Re: [Linaro-mm-sig] Re: [PATCH RFC 18/18] drm/asahi: Add the Asahi driver for Apple AGX GPUs

From: Asahi Lina
Date: Thu Apr 06 2023 - 11:19:37 EST


On 06/04/2023 22.48, Daniel Vetter wrote:
On Thu, Apr 06, 2023 at 10:15:56PM +0900, Asahi Lina wrote:
On 06/04/2023 20.55, Daniel Vetter wrote:
On Thu, Apr 06, 2023 at 01:44:22PM +0900, Asahi Lina wrote:
On 05/04/2023 23.37, Daniel Vetter wrote:
On Tue, Mar 07, 2023 at 11:25:43PM +0900, Asahi Lina wrote:
+/// A generic monotonically incrementing ID used to uniquely identify object instances within the
+/// driver.
+pub(crate) struct ID(AtomicU64);
+
+impl ID {
+ /// Create a new ID counter with a given value.
+ fn new(val: u64) -> ID {
+ ID(AtomicU64::new(val))
+ }
+
+ /// Fetch the next unique ID.
+ pub(crate) fn next(&self) -> u64 {
+ self.0.fetch_add(1, Ordering::Relaxed)
+ }
+}

Continuing the theme of me commenting on individual things, I stumbled
over this because I noticed that there's a lot of id based lookups where I
don't expect them, and started chasing.

- For ids use xarray, not atomic counters. Yes I know dma_fence timelines
gets this wrong, this goes back to an innocent time where we didn't
allocate more than one timeline per engine, and no one fixed it since
then. Yes u64 should be big enough for everyone :-/

- Attaching ID spaces to drm_device is also not great. drm is full of
these mistakes. Much better if their per drm_file and so private to each
client.

- They shouldn't be used for anything else than uapi id -> kernel object
lookup at the beginning of ioctl code, and nowhere else. At least from
skimming it seems like these are used all over the driver codebase,
which does freak me out. At least on the C side that's a clear indicator
for a refcount/lockin/data structure model that's not thought out at
all.

What's going on here, what do I miss?

====

WHAT YOU HAVE TO DO
How would the email about the Asahi GPU driver go on after its last line? Write the next part.

====

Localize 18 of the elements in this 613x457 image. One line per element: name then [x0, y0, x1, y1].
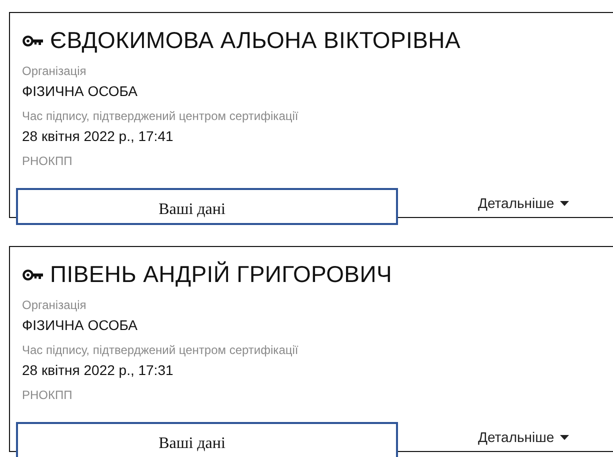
caret-icon: [560, 200, 570, 206]
field-value: ФІЗИЧНА ОСОБА: [22, 317, 139, 333]
overlay-label: Ваші дані: [16, 188, 398, 225]
field-label: Час підпису, підтверджений центром сертифікації: [22, 343, 300, 357]
caret-icon: [560, 434, 570, 440]
signer-name: ЄВДОКИМОВА АЛЬОНА ВІКТОРІВНА: [50, 27, 461, 54]
signer-name: ПІВЕНЬ АНДРІЙ ГРИГОРОВИЧ: [50, 261, 392, 288]
field-label: Організація: [22, 64, 88, 78]
field-label: Організація: [22, 298, 88, 312]
overlay-label: Ваші дані: [16, 422, 398, 457]
field-value: ФІЗИЧНА ОСОБА: [22, 83, 139, 99]
key-icon: [22, 268, 44, 280]
field-label: РНОКПП: [22, 388, 74, 402]
field-label: Час підпису, підтверджений центром сертифікації: [22, 109, 300, 123]
key-icon: [22, 34, 44, 46]
field-label: РНОКПП: [22, 154, 74, 168]
field-value: 28 квітня 2022 р., 17:41: [22, 128, 174, 144]
field-value: 28 квітня 2022 р., 17:31: [22, 362, 174, 378]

====

SOLVED PROBLEM
These aren't UAPI IDs, they are driver-internal IDs (the UAPI IDs do use
xarray and are per-File). Most of them are just for debugging, so that when
I enable full debug spam I have some way to correlate different things that
are happening together (this subset of interleaved log lines relate to the
same submission). Basically just object names that are easier to read (and
less of a security leak) than pointers and guaranteed not to repeat. You
could get rid of most of them and it wouldn't affect the driver design, it
just makes it very hard to see what's going on with debug logs ^^;

There are only two that are ever used for non-debugging purposes: the VM ID,
and the File ID. Both are per-device global IDs attached to the VMs (not the
UAPI VM objects, but rather the underlyng MMU address space managers they
represent, including the kernel-internal ones) and to Files themselves. They
are used for destroying GEM objects: since the objects are also
device-global across multiple clients, I need a way to do things like "clean
up all mappings for this File" or "clean up all mappings for this VM".
There's an annoying circular reference between GEM objects and their
mappings, which is why this is explicitly coded out in destroy paths instead
of naturally happening via Drop semantics (without that cleanup code, the
circular reference leaks it).

So e.g. when a File does a GEM close or explicitly asks for all mappings of
an object to be removed, it goes out to the (possibly shared) GEM object and
tells it to drop all mappings marked as owned by that unique File ID. When
an explicit "unmap all in VM" op happens, it asks the GEM object to drop all
mappings for that underlying VM ID. Similarly, when a UAPI VM object is
dropped (in the Drop impl, so both explicitly and when the whole File/xarray
is dropped and such), that does an explicit unmap of a special dummy object
it owns which would otherwise leak since it is not tracked as a GEM object
owned by that File and therefore not handled by GEM closing. And again along
the same lines, the allocators in alloc.rs explicitly destroy the mappings
for their backing GEM objects on Drop. All this is due to that annoying
circular reference between VMs and GEM objects that I'm not sure how to fix.

Note that if I *don't* do this (or forget to do it somewhere) the
consequence is just that we leak memory, and if you try to destroy the wrong
IDs somehow the worst that can happen is you unmap things you shouldn't and
fault the GPU (or, in the kernel or kernel-managed user VM cases,
potentially the firmware). Rust safety guarantees still keep things from
going entirely off the rails within the kernel, since everything that
matters is reference counted (which is why these reference cycles are
possible at all).

This all started when I was looking at the panfrost driver for reference. It
does the same thing except it uses actual pointers to the owning entities
instead of IDs, and pointer comparison (see panfrost_gem_close). Of course
you could try do that in Rust too (literally storing and comparing raw
pointers that aren't owned references), but then you're introducing a Pin<>
requirement on those objects to make their addresses stable and it feels way
more icky and error-prone than unique IDs (since addresses can be reused).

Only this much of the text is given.